**PAGE EXCERPT**

____________

Leonid
Observations:
1833 to present
The night of November 12-13,
1833, not only marks the discovery of the Leonid meteor shower,
but sparked the actual birth of meteor astronomy. During the
hours following sunset on November 12, some astronomers noted an
unusual number of meteors in the sky, but it was the early
morning hours of the 13th that left the greatest impression on
the people of eastern North America. During the 4 hours which
preceded dawn, the skies were lit up by meteors.
Reactions to the 1833 display are
varied from the hysterics of the superstitious claiming Judgement
Day was at hand, to the just plain excitement of the scientific,
who estimated that a thousand meteors a minute emanated from the
region of Leo. Newspapers of the time reveal that almost no one
was left unaware of the spectacle, for if they were not awakened
by the cries of excited neighbors, they were usually awakened by
flashes of light cast into normally dark bedrooms by the
fireballs.
At the time of the 1833 display,
the true nature of meteors were not known for certain, but
theories were abundant in the days and weeks which followed. The Charleston
Courier published a story on how the sun caused gases to be
released from plants recently killed by frost. These gases, the
most abundant of which was believed to be hydrogen, "became
ignited by electricity or phosphoric particles in the air."

____________

**ITEMS**

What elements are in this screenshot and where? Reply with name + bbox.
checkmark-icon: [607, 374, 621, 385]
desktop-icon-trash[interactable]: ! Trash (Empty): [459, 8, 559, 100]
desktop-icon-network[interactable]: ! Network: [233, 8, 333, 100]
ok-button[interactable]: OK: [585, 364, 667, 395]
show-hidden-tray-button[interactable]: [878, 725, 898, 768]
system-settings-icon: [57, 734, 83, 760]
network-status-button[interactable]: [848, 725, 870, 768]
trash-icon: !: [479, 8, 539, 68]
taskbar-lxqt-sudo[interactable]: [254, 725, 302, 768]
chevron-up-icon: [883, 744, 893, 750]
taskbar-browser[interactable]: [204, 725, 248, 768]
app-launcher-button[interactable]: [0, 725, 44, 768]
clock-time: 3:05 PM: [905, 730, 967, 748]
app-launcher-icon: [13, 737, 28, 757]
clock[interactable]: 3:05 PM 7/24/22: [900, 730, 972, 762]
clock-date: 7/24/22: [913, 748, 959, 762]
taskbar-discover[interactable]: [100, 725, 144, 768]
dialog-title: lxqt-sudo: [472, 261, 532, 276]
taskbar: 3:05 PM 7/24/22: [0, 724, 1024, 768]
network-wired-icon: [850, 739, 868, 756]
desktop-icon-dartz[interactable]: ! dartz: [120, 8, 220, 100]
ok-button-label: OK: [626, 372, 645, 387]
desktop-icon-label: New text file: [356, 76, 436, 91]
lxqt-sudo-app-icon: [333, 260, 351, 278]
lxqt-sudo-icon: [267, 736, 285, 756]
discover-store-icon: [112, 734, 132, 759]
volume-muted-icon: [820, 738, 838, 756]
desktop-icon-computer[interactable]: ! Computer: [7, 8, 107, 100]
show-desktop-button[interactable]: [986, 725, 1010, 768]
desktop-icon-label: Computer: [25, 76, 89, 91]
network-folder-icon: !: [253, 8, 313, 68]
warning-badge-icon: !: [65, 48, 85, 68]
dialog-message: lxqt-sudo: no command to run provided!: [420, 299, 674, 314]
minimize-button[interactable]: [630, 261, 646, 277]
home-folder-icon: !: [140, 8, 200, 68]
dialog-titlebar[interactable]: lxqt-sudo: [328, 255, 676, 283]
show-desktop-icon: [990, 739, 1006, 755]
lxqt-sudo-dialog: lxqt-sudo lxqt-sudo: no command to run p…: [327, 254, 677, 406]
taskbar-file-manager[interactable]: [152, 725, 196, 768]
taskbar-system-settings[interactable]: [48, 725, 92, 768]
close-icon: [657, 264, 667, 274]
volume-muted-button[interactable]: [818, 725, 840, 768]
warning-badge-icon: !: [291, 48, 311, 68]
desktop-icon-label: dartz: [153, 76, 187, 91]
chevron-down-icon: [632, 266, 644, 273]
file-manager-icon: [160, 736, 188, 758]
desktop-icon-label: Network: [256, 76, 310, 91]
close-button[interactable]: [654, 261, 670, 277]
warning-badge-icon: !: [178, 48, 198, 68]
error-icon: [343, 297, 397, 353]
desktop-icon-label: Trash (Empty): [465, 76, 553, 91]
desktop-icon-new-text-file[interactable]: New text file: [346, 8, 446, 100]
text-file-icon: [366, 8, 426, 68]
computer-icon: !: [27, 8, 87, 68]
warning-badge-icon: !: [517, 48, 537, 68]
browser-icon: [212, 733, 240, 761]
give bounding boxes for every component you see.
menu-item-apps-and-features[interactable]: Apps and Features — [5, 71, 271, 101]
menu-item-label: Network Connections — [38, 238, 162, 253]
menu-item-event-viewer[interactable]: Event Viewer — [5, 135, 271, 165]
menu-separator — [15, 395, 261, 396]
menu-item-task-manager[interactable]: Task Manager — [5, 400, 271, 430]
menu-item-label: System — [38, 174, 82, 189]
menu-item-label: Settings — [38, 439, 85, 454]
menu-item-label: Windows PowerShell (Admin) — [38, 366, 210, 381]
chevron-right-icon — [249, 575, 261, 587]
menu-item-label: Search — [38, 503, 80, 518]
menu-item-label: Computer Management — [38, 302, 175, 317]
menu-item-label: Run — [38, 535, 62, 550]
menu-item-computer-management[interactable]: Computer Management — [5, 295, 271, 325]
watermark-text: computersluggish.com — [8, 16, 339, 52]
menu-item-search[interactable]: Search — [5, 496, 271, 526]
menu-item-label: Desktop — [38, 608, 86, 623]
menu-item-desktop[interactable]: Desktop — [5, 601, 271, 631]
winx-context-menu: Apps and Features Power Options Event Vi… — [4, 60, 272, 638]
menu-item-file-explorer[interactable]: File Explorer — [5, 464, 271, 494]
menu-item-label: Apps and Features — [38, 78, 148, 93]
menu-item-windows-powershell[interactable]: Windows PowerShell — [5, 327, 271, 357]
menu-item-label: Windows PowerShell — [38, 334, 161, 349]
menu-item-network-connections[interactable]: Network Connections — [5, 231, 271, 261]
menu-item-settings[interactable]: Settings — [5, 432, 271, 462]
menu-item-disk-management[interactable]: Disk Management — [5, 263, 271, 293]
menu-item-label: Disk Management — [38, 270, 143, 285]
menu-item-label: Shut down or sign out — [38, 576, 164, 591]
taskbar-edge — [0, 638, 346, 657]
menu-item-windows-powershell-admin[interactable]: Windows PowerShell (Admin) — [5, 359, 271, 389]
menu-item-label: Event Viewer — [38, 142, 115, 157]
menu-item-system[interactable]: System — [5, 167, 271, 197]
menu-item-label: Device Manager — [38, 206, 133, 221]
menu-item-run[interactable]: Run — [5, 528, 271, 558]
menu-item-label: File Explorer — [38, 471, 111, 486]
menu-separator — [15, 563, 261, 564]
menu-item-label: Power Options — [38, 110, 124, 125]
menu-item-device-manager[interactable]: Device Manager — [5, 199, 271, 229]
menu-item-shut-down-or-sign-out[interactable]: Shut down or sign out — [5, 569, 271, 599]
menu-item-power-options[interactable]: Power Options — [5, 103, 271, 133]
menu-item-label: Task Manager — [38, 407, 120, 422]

____________

**WHAT TO PRODUCE**
Answer these questions from the text on Leonid observations.
1. For how many hours before dawn were the skies lit up by meteors?
2. From what region did the scientific observers estimate the meteors emanated?
3. What gas did the Charleston Courier story believe was most abundant among those released from plants?
The material has no role in this work.

**SOLVED EXERCISE**
1. Four hours.
2. The region of Leo.
3. Hydrogen.